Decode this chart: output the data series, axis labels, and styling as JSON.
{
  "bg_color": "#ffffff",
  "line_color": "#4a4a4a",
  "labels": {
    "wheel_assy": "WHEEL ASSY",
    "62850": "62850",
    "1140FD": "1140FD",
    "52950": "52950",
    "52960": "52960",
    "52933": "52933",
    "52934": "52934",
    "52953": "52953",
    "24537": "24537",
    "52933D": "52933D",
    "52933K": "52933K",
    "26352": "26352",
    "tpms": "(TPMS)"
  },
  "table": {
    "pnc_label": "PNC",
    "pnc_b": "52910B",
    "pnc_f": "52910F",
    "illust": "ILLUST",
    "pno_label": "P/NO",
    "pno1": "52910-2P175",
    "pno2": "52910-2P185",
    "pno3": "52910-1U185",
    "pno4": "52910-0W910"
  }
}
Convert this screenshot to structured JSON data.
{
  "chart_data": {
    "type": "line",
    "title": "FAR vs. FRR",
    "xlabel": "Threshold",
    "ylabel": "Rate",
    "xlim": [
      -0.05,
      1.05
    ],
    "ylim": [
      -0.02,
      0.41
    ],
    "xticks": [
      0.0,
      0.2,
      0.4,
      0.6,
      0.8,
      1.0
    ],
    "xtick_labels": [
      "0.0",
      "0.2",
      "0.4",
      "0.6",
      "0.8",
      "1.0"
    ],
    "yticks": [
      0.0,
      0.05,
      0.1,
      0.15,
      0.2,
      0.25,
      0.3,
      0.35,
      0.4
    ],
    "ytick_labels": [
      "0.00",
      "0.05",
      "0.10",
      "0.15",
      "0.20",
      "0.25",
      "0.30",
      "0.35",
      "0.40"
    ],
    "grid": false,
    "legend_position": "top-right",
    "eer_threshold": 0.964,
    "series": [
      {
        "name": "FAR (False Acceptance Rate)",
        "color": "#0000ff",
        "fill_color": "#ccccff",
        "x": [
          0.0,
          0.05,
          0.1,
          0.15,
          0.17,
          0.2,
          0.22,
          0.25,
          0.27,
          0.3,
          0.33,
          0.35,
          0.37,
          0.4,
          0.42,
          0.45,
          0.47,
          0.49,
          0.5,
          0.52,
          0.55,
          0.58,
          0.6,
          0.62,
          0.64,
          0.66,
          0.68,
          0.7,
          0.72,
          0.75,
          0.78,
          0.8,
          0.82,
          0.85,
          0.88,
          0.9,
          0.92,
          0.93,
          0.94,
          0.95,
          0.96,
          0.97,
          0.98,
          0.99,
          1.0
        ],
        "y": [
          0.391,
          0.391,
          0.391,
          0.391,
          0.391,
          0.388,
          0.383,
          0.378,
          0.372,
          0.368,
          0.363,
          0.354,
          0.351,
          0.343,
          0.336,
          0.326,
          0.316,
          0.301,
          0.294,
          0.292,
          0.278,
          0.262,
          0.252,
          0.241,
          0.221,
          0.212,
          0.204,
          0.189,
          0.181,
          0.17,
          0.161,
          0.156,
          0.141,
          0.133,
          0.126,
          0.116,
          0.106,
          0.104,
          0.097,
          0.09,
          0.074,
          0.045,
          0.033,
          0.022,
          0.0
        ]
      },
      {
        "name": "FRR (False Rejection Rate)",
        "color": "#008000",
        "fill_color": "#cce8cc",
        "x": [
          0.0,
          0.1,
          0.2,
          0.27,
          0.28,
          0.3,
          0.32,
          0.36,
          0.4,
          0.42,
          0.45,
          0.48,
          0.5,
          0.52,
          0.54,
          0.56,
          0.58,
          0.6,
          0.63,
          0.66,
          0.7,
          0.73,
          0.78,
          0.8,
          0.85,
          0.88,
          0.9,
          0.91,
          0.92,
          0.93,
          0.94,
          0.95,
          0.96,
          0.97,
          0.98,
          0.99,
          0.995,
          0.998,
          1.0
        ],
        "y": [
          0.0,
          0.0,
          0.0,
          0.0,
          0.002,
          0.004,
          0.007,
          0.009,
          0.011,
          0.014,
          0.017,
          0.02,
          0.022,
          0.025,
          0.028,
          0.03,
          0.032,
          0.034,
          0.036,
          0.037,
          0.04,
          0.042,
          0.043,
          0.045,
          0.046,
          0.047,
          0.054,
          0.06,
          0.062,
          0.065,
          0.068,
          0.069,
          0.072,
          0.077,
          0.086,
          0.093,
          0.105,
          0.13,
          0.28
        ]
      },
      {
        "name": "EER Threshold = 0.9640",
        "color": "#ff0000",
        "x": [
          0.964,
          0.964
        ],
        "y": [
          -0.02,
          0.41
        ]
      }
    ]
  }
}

Directions: Count every line of the records that holds "name". State the number, nothing else.

Problem solution: 3